■ Work instruction:
Copy out all lines from the material that contain the string "According".

■ Information supplied:
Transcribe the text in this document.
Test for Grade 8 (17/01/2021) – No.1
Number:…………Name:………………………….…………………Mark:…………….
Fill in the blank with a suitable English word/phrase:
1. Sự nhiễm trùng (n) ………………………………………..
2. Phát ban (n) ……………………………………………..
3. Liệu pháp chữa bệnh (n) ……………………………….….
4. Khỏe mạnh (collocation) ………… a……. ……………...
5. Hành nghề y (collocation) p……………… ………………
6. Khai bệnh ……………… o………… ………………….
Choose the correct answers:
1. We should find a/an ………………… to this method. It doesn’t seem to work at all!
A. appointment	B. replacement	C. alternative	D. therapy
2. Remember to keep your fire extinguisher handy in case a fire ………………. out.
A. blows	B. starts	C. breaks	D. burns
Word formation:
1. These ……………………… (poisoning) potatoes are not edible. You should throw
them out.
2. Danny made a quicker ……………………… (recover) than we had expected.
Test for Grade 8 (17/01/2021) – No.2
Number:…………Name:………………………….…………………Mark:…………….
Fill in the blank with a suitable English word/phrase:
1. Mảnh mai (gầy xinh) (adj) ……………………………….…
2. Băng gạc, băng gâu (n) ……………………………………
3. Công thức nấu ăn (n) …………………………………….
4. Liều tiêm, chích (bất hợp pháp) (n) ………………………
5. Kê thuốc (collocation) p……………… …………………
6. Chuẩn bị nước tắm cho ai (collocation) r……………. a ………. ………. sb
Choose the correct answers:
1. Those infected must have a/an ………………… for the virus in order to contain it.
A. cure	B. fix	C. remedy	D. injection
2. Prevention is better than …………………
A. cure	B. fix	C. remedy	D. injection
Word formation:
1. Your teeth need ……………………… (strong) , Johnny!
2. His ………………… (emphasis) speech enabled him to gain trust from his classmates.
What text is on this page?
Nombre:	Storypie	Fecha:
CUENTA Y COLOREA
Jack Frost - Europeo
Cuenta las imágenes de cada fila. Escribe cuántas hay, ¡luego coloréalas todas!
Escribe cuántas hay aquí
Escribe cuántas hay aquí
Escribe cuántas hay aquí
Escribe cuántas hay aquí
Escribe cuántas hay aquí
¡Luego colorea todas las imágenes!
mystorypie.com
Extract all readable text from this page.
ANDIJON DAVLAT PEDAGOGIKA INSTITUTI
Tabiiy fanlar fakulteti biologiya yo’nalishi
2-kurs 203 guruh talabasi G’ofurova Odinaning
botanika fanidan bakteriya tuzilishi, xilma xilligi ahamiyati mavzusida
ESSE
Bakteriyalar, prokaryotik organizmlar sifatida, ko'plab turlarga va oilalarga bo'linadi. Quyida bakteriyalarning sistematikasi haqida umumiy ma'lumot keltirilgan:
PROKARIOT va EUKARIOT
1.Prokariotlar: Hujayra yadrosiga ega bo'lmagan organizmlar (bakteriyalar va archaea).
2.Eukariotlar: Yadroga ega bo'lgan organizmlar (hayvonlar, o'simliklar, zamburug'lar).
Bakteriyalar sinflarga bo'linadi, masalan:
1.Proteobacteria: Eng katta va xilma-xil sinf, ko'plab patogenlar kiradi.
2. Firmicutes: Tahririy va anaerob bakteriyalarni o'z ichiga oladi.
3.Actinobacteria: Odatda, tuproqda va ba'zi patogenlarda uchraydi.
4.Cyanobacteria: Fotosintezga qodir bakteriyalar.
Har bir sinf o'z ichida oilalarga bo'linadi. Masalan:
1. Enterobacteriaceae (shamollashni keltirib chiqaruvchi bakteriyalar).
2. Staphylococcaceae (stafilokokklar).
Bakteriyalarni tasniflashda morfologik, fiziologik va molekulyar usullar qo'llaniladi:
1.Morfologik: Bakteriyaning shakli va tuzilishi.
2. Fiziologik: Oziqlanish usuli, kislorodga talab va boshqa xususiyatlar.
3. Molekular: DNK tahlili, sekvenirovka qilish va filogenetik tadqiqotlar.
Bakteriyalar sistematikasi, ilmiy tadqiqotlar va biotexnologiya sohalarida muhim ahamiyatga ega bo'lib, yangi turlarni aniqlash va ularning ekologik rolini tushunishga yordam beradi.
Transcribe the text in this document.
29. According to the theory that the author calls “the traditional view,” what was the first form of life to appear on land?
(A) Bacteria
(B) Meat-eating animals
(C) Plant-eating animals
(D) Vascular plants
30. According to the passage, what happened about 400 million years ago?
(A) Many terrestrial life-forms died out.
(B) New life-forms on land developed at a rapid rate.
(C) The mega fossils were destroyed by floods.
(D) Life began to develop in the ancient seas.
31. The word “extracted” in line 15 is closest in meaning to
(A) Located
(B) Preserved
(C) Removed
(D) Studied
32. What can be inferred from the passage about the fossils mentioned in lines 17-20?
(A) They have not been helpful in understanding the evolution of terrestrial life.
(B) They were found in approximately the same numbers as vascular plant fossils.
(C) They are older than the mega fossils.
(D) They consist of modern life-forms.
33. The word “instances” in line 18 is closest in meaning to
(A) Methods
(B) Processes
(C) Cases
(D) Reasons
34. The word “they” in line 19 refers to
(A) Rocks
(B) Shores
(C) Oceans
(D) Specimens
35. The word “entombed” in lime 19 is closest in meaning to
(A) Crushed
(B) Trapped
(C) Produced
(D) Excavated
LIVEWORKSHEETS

■ Result of this task:
29. According to the theory that the author calls “the traditional view,” what was the first form of life to appear on land?
30. According to the passage, what happened about 400 million years ago?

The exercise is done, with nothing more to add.